[Data records]
■ ■ ■ ■ ■ ■ ■

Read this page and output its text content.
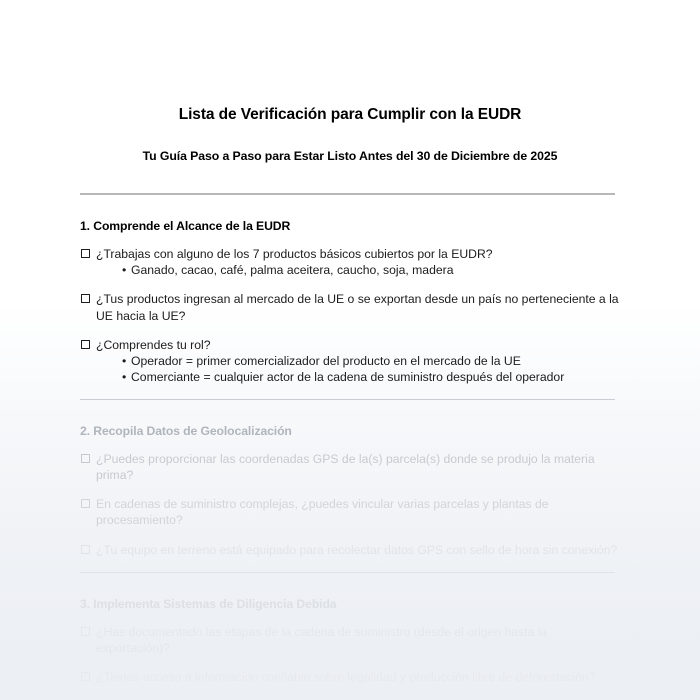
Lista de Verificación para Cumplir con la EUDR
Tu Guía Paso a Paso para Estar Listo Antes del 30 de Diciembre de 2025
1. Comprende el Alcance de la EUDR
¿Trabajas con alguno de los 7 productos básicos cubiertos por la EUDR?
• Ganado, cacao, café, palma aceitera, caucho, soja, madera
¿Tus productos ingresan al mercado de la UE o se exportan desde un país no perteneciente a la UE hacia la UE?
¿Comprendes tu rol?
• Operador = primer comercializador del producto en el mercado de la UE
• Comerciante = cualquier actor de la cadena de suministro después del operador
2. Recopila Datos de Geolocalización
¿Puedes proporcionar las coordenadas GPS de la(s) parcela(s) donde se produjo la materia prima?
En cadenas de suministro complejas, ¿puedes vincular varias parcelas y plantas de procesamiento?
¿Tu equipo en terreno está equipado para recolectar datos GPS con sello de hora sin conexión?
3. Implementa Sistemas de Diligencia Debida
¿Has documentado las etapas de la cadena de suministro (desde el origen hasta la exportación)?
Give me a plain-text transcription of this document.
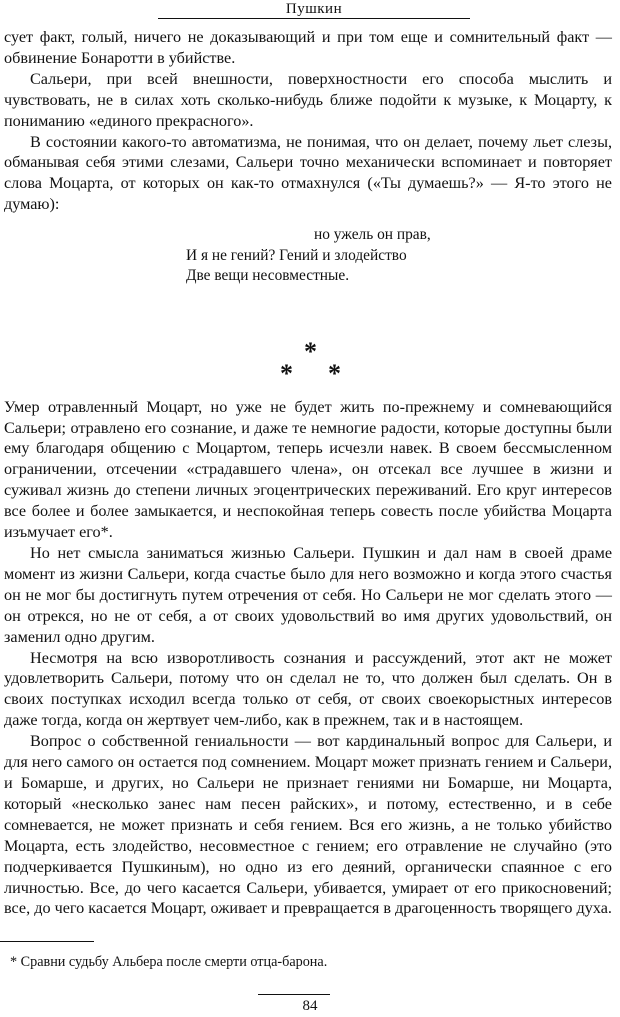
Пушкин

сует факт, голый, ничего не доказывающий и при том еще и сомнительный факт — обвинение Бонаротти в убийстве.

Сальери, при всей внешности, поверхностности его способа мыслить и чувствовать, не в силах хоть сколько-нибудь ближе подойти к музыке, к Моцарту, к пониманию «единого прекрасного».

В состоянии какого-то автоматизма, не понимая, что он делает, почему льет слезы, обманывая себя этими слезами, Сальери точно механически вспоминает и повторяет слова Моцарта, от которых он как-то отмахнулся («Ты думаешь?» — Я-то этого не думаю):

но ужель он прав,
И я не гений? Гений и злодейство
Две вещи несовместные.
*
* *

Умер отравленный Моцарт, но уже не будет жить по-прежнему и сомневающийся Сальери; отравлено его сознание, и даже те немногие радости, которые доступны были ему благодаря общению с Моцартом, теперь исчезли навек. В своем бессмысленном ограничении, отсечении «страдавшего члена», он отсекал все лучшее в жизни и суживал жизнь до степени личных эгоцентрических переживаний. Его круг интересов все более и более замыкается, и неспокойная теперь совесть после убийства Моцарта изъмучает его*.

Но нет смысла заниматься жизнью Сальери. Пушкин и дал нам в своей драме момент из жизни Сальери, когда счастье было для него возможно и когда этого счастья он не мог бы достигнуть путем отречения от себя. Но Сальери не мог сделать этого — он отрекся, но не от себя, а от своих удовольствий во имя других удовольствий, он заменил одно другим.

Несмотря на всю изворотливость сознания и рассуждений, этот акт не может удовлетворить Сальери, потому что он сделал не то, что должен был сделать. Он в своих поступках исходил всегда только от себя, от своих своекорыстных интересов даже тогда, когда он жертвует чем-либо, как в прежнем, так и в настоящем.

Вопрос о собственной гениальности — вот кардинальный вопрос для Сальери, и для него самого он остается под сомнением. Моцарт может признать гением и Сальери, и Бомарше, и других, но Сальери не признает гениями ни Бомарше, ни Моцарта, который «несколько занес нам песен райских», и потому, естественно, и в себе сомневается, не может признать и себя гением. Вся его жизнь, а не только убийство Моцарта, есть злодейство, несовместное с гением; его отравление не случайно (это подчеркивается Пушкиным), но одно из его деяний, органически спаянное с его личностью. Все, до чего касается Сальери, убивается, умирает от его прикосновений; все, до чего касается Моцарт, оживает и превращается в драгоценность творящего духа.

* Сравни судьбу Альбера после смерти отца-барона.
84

■ ■ ■ ■ ■ ■ ■

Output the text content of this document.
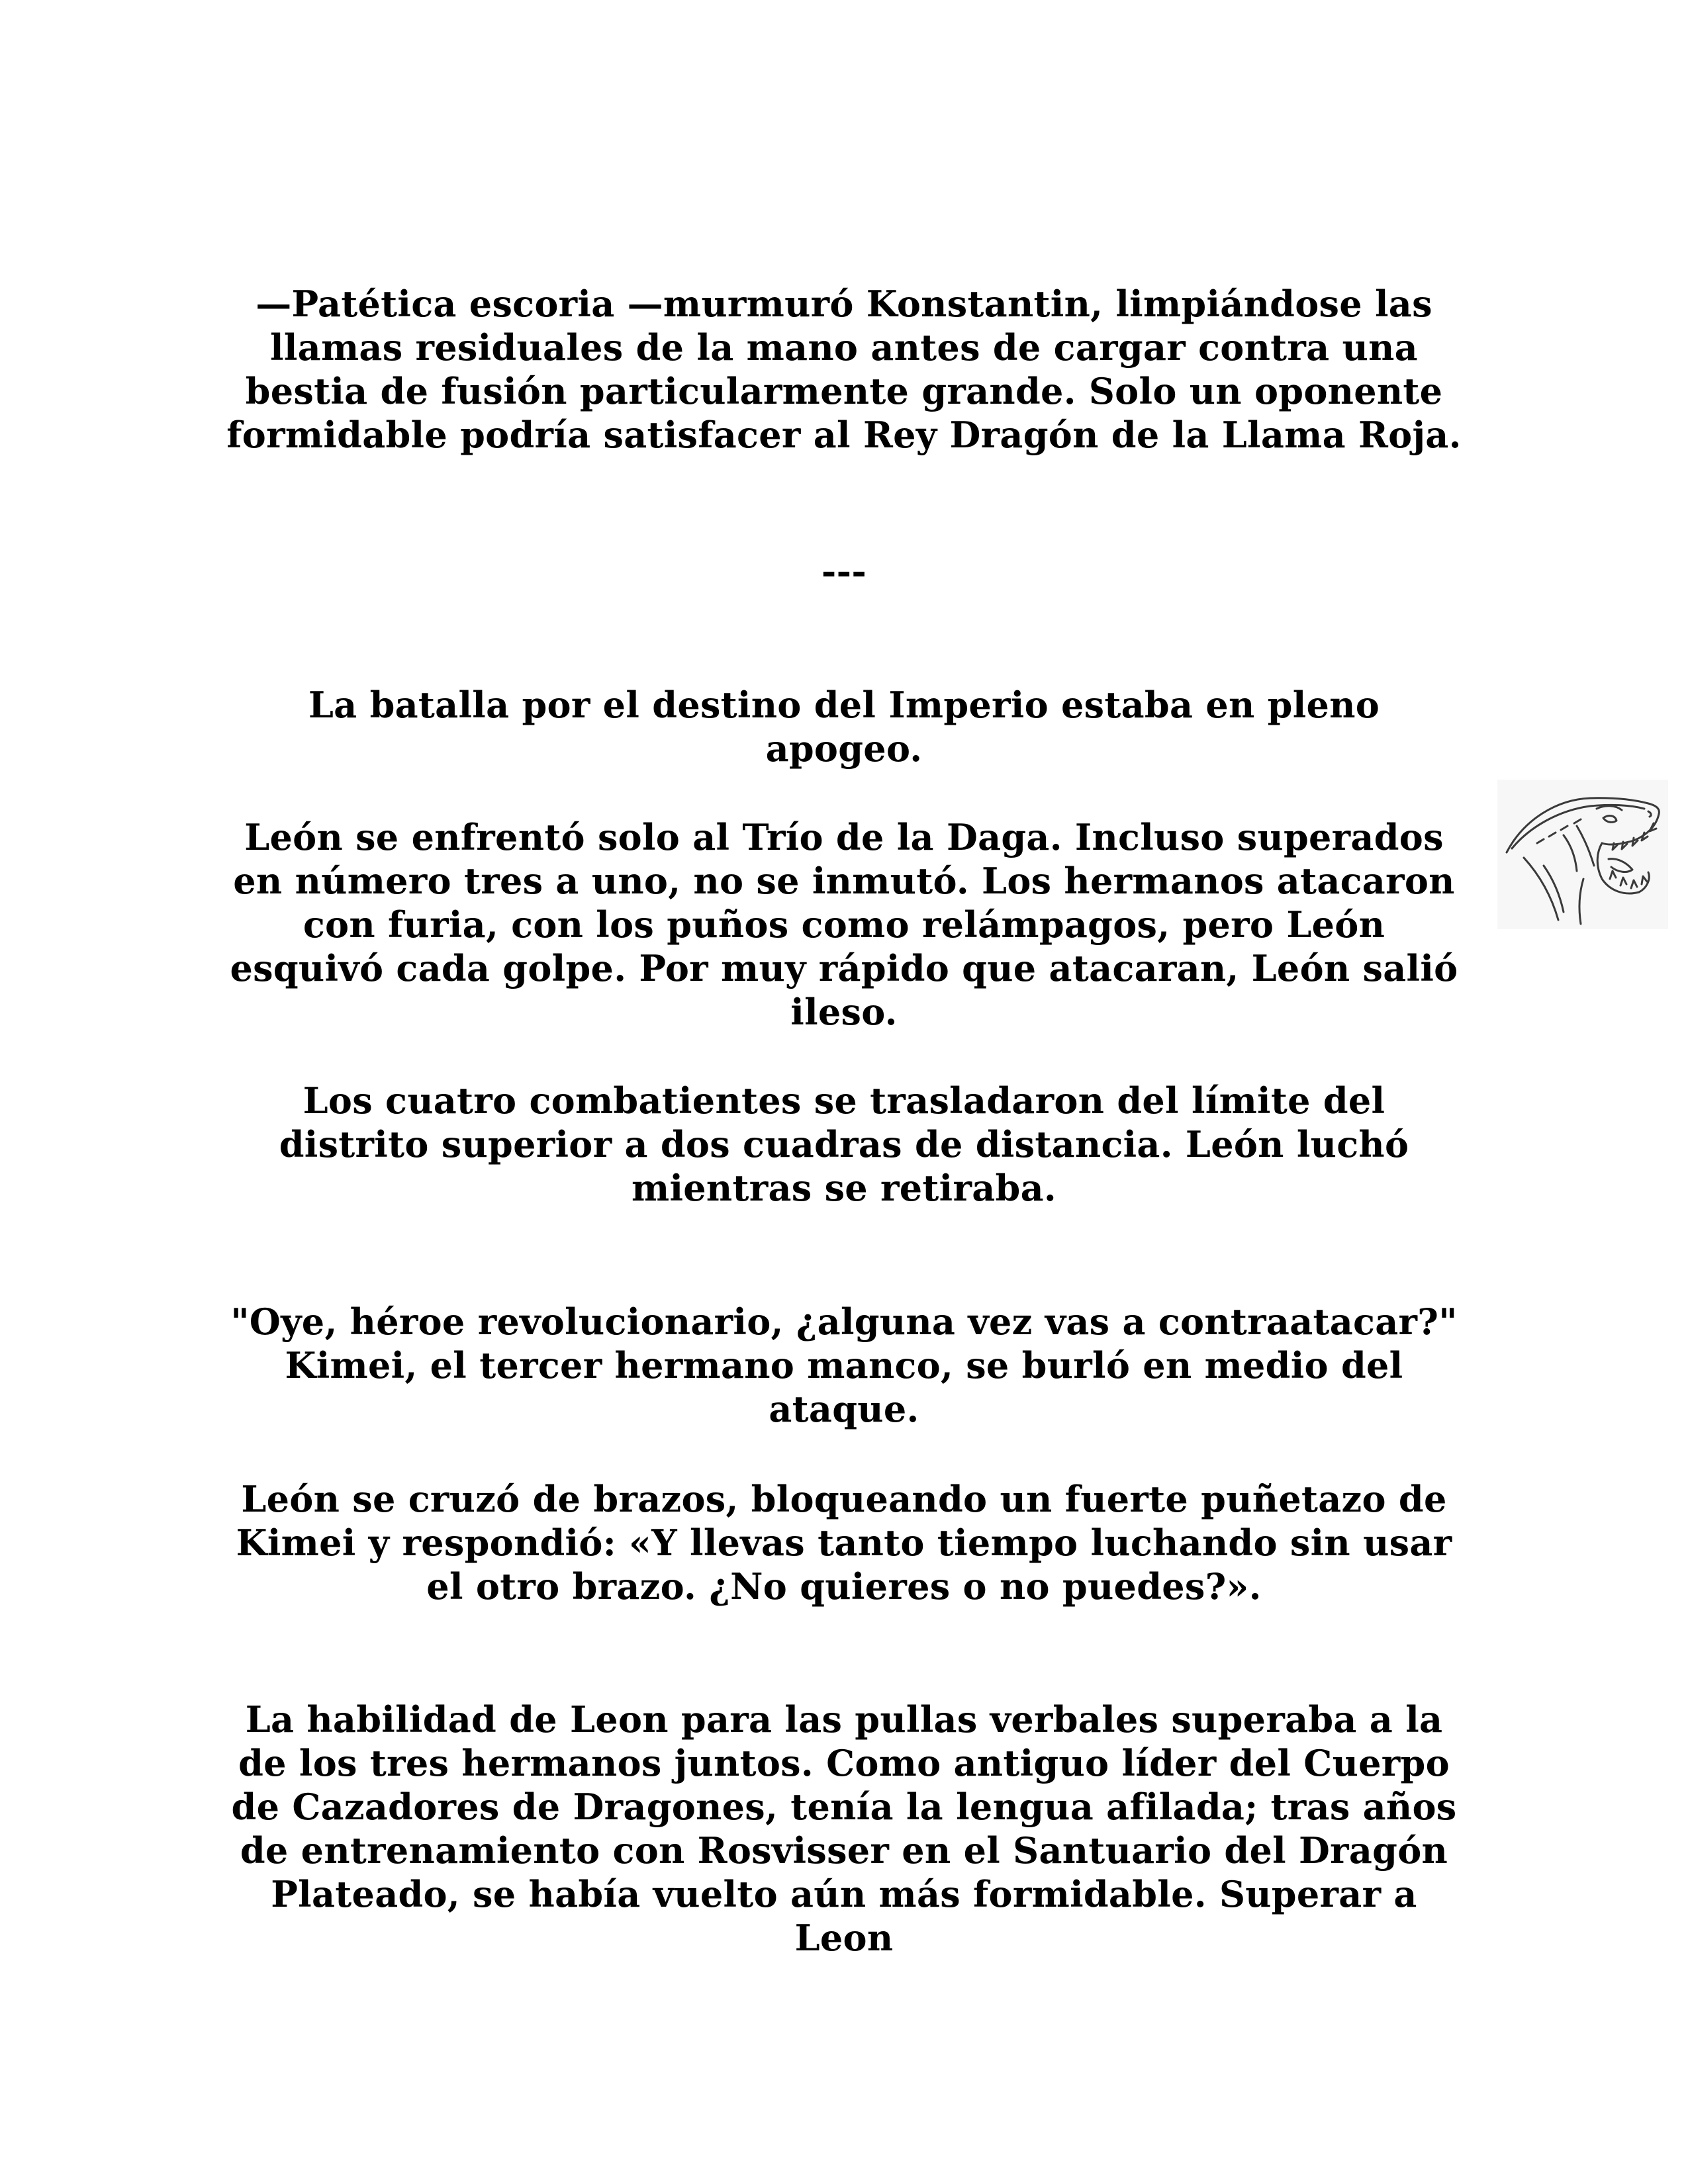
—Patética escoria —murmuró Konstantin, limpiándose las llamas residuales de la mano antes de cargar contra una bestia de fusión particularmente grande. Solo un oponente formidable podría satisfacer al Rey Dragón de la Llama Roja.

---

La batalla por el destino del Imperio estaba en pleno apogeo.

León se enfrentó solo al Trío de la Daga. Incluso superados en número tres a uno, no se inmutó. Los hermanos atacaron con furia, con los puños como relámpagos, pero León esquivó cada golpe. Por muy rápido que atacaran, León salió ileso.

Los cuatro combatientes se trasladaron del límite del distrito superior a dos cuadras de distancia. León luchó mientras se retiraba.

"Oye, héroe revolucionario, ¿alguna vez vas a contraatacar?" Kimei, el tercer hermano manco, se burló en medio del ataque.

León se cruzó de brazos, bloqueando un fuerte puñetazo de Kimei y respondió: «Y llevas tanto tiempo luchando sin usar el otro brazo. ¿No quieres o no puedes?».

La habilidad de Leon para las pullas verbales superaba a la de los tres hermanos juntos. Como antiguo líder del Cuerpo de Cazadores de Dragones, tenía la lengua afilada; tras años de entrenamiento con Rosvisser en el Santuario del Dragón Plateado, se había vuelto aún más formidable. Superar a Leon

■ ■ ■ ■ ■ ■ ■

List all lines where "para" occurs.

*Exercise response*
Lista de Verificación para Cumplir con la EUDR
Tu Guía Paso a Paso para Estar Listo Antes del 30 de Diciembre de 2025
¿Tu equipo en terreno está equipado para recolectar datos GPS con sello de hora sin conexión?
La habilidad de Leon para las pullas verbales superaba a la de los tres hermanos juntos. Como antiguo líder del Cuerpo de Cazadores de Dragones, tenía la lengua afilada; tras años de entrenamiento con Rosvisser en el Santuario del Dragón Plateado, se había vuelto aún más formidable. Superar a Leon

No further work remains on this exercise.